+++ Supplied data +++

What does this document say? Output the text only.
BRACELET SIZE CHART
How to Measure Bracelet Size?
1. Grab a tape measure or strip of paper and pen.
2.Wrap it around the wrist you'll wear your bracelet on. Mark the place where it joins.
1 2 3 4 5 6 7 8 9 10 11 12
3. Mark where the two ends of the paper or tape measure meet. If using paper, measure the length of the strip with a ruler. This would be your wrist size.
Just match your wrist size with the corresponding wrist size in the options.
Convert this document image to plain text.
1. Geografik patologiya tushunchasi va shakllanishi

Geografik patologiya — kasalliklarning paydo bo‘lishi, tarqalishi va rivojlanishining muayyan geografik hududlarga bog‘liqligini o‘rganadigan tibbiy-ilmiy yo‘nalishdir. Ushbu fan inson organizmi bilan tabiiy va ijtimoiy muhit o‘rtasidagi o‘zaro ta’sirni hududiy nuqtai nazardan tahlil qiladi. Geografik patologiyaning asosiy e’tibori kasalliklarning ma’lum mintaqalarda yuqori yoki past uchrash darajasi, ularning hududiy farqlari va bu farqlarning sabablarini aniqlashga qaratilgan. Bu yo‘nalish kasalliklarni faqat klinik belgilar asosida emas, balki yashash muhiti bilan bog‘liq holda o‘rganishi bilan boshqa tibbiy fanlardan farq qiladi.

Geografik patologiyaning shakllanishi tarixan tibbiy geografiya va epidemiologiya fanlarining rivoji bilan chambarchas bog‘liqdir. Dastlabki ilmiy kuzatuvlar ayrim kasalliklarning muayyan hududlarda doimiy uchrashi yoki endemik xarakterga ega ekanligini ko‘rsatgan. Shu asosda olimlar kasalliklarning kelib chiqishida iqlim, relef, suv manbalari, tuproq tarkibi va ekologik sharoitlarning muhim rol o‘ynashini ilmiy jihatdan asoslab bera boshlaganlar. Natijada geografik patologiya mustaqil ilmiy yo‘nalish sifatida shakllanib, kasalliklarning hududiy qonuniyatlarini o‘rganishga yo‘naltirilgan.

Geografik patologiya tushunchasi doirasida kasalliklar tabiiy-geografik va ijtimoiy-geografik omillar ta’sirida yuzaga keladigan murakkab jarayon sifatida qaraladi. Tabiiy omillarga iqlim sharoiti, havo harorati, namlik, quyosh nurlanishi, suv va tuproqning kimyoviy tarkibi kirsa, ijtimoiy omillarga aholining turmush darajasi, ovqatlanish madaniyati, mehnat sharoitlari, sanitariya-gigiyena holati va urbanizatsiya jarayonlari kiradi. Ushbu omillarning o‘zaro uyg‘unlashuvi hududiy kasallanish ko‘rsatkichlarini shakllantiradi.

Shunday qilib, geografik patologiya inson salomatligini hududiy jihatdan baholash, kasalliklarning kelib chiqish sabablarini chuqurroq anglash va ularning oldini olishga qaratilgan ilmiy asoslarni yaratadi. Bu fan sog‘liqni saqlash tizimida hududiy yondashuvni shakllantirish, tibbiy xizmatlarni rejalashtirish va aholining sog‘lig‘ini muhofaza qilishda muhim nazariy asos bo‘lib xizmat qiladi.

+++

Aim » Reproduce the whole listing word for word.

Written solution »
What does this document say? Output the text only.
BRACELET SIZE CHART
How to Measure Bracelet Size?
1. Grab a tape measure or strip of paper and pen.
2.Wrap it around the wrist you'll wear your bracelet on. Mark the place where it joins.
1 2 3 4 5 6 7 8 9 10 11 12
3. Mark where the two ends of the paper or tape measure meet. If using paper, measure the length of the strip with a ruler. This would be your wrist size.
Just match your wrist size with the corresponding wrist size in the options.
Convert this document image to plain text.
1. Geografik patologiya tushunchasi va shakllanishi

Geografik patologiya — kasalliklarning paydo bo‘lishi, tarqalishi va rivojlanishining muayyan geografik hududlarga bog‘liqligini o‘rganadigan tibbiy-ilmiy yo‘nalishdir. Ushbu fan inson organizmi bilan tabiiy va ijtimoiy muhit o‘rtasidagi o‘zaro ta’sirni hududiy nuqtai nazardan tahlil qiladi. Geografik patologiyaning asosiy e’tibori kasalliklarning ma’lum mintaqalarda yuqori yoki past uchrash darajasi, ularning hududiy farqlari va bu farqlarning sabablarini aniqlashga qaratilgan. Bu yo‘nalish kasalliklarni faqat klinik belgilar asosida emas, balki yashash muhiti bilan bog‘liq holda o‘rganishi bilan boshqa tibbiy fanlardan farq qiladi.

Geografik patologiyaning shakllanishi tarixan tibbiy geografiya va epidemiologiya fanlarining rivoji bilan chambarchas bog‘liqdir. Dastlabki ilmiy kuzatuvlar ayrim kasalliklarning muayyan hududlarda doimiy uchrashi yoki endemik xarakterga ega ekanligini ko‘rsatgan. Shu asosda olimlar kasalliklarning kelib chiqishida iqlim, relef, suv manbalari, tuproq tarkibi va ekologik sharoitlarning muhim rol o‘ynashini ilmiy jihatdan asoslab bera boshlaganlar. Natijada geografik patologiya mustaqil ilmiy yo‘nalish sifatida shakllanib, kasalliklarning hududiy qonuniyatlarini o‘rganishga yo‘naltirilgan.

Geografik patologiya tushunchasi doirasida kasalliklar tabiiy-geografik va ijtimoiy-geografik omillar ta’sirida yuzaga keladigan murakkab jarayon sifatida qaraladi. Tabiiy omillarga iqlim sharoiti, havo harorati, namlik, quyosh nurlanishi, suv va tuproqning kimyoviy tarkibi kirsa, ijtimoiy omillarga aholining turmush darajasi, ovqatlanish madaniyati, mehnat sharoitlari, sanitariya-gigiyena holati va urbanizatsiya jarayonlari kiradi. Ushbu omillarning o‘zaro uyg‘unlashuvi hududiy kasallanish ko‘rsatkichlarini shakllantiradi.

Shunday qilib, geografik patologiya inson salomatligini hududiy jihatdan baholash, kasalliklarning kelib chiqish sabablarini chuqurroq anglash va ularning oldini olishga qaratilgan ilmiy asoslarni yaratadi. Bu fan sog‘liqni saqlash tizimida hududiy yondashuvni shakllantirish, tibbiy xizmatlarni rejalashtirish va aholining sog‘lig‘ini muhofaza qilishda muhim nazariy asos bo‘lib xizmat qiladi.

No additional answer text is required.